### Material for this task

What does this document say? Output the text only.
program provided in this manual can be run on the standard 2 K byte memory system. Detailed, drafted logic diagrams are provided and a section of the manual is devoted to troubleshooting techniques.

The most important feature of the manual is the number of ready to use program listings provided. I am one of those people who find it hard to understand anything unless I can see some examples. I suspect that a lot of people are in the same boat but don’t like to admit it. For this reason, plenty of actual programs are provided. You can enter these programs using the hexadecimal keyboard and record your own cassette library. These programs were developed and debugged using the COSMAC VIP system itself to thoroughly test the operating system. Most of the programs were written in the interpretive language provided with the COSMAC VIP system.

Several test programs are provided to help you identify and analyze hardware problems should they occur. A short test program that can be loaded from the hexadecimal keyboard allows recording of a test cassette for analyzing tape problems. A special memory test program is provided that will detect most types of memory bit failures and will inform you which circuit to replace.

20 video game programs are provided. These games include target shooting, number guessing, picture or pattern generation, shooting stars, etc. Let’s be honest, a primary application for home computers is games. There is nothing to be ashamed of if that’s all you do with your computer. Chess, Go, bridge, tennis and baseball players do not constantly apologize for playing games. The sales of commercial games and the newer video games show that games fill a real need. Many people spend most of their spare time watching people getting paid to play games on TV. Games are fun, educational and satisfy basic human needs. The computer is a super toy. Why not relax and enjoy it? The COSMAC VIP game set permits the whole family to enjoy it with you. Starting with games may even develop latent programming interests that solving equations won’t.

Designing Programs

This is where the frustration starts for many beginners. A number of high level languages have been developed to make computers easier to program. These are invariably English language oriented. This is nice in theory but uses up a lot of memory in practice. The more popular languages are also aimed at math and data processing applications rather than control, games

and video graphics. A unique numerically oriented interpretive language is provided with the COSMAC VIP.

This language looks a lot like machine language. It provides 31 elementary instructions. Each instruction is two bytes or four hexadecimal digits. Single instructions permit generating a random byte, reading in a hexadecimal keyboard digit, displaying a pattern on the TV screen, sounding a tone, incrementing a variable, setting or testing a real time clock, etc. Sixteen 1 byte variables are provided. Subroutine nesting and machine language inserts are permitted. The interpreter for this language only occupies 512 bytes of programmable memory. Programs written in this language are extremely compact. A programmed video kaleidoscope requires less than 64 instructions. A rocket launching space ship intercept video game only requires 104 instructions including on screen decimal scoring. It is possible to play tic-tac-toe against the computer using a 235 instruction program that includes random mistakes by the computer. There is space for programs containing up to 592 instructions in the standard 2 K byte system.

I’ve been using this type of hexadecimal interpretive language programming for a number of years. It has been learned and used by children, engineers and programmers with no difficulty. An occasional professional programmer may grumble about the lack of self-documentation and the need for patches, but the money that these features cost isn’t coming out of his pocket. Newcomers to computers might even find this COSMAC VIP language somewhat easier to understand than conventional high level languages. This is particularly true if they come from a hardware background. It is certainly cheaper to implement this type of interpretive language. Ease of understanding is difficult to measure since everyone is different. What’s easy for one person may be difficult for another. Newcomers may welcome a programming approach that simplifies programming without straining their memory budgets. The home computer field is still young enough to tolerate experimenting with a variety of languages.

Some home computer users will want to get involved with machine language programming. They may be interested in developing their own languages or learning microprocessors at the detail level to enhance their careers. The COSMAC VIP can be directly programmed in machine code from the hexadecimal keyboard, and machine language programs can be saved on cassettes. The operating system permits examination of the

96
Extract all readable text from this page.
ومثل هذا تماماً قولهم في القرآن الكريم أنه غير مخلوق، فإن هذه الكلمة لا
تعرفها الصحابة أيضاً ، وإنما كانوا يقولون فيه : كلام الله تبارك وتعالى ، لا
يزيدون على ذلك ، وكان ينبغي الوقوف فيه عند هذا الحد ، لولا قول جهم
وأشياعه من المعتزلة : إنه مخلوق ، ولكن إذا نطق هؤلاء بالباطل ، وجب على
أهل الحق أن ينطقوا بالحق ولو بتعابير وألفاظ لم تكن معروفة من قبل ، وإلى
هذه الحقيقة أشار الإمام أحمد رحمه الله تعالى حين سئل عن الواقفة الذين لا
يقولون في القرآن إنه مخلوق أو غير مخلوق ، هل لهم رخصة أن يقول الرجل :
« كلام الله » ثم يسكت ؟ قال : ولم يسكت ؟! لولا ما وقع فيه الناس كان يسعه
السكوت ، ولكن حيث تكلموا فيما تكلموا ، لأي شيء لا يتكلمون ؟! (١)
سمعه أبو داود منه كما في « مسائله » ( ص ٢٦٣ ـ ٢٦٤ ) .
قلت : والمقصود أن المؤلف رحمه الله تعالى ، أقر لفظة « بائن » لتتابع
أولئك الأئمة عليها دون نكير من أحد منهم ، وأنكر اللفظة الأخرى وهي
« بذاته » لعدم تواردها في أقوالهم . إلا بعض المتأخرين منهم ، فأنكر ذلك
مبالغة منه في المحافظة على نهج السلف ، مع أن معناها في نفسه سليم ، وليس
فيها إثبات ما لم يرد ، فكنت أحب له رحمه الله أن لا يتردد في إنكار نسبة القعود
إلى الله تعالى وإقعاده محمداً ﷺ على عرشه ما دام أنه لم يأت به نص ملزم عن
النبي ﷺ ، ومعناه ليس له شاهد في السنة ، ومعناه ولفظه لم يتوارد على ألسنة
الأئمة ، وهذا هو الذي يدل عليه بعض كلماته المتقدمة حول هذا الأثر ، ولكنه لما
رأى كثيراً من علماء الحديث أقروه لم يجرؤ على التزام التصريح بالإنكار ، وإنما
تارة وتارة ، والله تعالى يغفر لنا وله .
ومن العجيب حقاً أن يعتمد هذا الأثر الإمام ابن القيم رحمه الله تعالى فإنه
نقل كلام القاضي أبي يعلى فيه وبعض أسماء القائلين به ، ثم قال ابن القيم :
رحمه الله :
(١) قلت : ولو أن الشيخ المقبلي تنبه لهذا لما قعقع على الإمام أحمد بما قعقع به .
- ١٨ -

######

Print the listing above in full, exactly as it is.

__Result of the exercise__:
What does this document say? Output the text only.
program provided in this manual can be run on the standard 2 K byte memory system. Detailed, drafted logic diagrams are provided and a section of the manual is devoted to troubleshooting techniques.

The most important feature of the manual is the number of ready to use program listings provided. I am one of those people who find it hard to understand anything unless I can see some examples. I suspect that a lot of people are in the same boat but don’t like to admit it. For this reason, plenty of actual programs are provided. You can enter these programs using the hexadecimal keyboard and record your own cassette library. These programs were developed and debugged using the COSMAC VIP system itself to thoroughly test the operating system. Most of the programs were written in the interpretive language provided with the COSMAC VIP system.

Several test programs are provided to help you identify and analyze hardware problems should they occur. A short test program that can be loaded from the hexadecimal keyboard allows recording of a test cassette for analyzing tape problems. A special memory test program is provided that will detect most types of memory bit failures and will inform you which circuit to replace.

20 video game programs are provided. These games include target shooting, number guessing, picture or pattern generation, shooting stars, etc. Let’s be honest, a primary application for home computers is games. There is nothing to be ashamed of if that’s all you do with your computer. Chess, Go, bridge, tennis and baseball players do not constantly apologize for playing games. The sales of commercial games and the newer video games show that games fill a real need. Many people spend most of their spare time watching people getting paid to play games on TV. Games are fun, educational and satisfy basic human needs. The computer is a super toy. Why not relax and enjoy it? The COSMAC VIP game set permits the whole family to enjoy it with you. Starting with games may even develop latent programming interests that solving equations won’t.

Designing Programs

This is where the frustration starts for many beginners. A number of high level languages have been developed to make computers easier to program. These are invariably English language oriented. This is nice in theory but uses up a lot of memory in practice. The more popular languages are also aimed at math and data processing applications rather than control, games

and video graphics. A unique numerically oriented interpretive language is provided with the COSMAC VIP.

This language looks a lot like machine language. It provides 31 elementary instructions. Each instruction is two bytes or four hexadecimal digits. Single instructions permit generating a random byte, reading in a hexadecimal keyboard digit, displaying a pattern on the TV screen, sounding a tone, incrementing a variable, setting or testing a real time clock, etc. Sixteen 1 byte variables are provided. Subroutine nesting and machine language inserts are permitted. The interpreter for this language only occupies 512 bytes of programmable memory. Programs written in this language are extremely compact. A programmed video kaleidoscope requires less than 64 instructions. A rocket launching space ship intercept video game only requires 104 instructions including on screen decimal scoring. It is possible to play tic-tac-toe against the computer using a 235 instruction program that includes random mistakes by the computer. There is space for programs containing up to 592 instructions in the standard 2 K byte system.

I’ve been using this type of hexadecimal interpretive language programming for a number of years. It has been learned and used by children, engineers and programmers with no difficulty. An occasional professional programmer may grumble about the lack of self-documentation and the need for patches, but the money that these features cost isn’t coming out of his pocket. Newcomers to computers might even find this COSMAC VIP language somewhat easier to understand than conventional high level languages. This is particularly true if they come from a hardware background. It is certainly cheaper to implement this type of interpretive language. Ease of understanding is difficult to measure since everyone is different. What’s easy for one person may be difficult for another. Newcomers may welcome a programming approach that simplifies programming without straining their memory budgets. The home computer field is still young enough to tolerate experimenting with a variety of languages.

Some home computer users will want to get involved with machine language programming. They may be interested in developing their own languages or learning microprocessors at the detail level to enhance their careers. The COSMAC VIP can be directly programmed in machine code from the hexadecimal keyboard, and machine language programs can be saved on cassettes. The operating system permits examination of the

96
Extract all readable text from this page.
ومثل هذا تماماً قولهم في القرآن الكريم أنه غير مخلوق، فإن هذه الكلمة لا
تعرفها الصحابة أيضاً ، وإنما كانوا يقولون فيه : كلام الله تبارك وتعالى ، لا
يزيدون على ذلك ، وكان ينبغي الوقوف فيه عند هذا الحد ، لولا قول جهم
وأشياعه من المعتزلة : إنه مخلوق ، ولكن إذا نطق هؤلاء بالباطل ، وجب على
أهل الحق أن ينطقوا بالحق ولو بتعابير وألفاظ لم تكن معروفة من قبل ، وإلى
هذه الحقيقة أشار الإمام أحمد رحمه الله تعالى حين سئل عن الواقفة الذين لا
يقولون في القرآن إنه مخلوق أو غير مخلوق ، هل لهم رخصة أن يقول الرجل :
« كلام الله » ثم يسكت ؟ قال : ولم يسكت ؟! لولا ما وقع فيه الناس كان يسعه
السكوت ، ولكن حيث تكلموا فيما تكلموا ، لأي شيء لا يتكلمون ؟! (١)
سمعه أبو داود منه كما في « مسائله » ( ص ٢٦٣ ـ ٢٦٤ ) .
قلت : والمقصود أن المؤلف رحمه الله تعالى ، أقر لفظة « بائن » لتتابع
أولئك الأئمة عليها دون نكير من أحد منهم ، وأنكر اللفظة الأخرى وهي
« بذاته » لعدم تواردها في أقوالهم . إلا بعض المتأخرين منهم ، فأنكر ذلك
مبالغة منه في المحافظة على نهج السلف ، مع أن معناها في نفسه سليم ، وليس
فيها إثبات ما لم يرد ، فكنت أحب له رحمه الله أن لا يتردد في إنكار نسبة القعود
إلى الله تعالى وإقعاده محمداً ﷺ على عرشه ما دام أنه لم يأت به نص ملزم عن
النبي ﷺ ، ومعناه ليس له شاهد في السنة ، ومعناه ولفظه لم يتوارد على ألسنة
الأئمة ، وهذا هو الذي يدل عليه بعض كلماته المتقدمة حول هذا الأثر ، ولكنه لما
رأى كثيراً من علماء الحديث أقروه لم يجرؤ على التزام التصريح بالإنكار ، وإنما
تارة وتارة ، والله تعالى يغفر لنا وله .
ومن العجيب حقاً أن يعتمد هذا الأثر الإمام ابن القيم رحمه الله تعالى فإنه
نقل كلام القاضي أبي يعلى فيه وبعض أسماء القائلين به ، ثم قال ابن القيم :
رحمه الله :
(١) قلت : ولو أن الشيخ المقبلي تنبه لهذا لما قعقع على الإمام أحمد بما قعقع به .
- ١٨ -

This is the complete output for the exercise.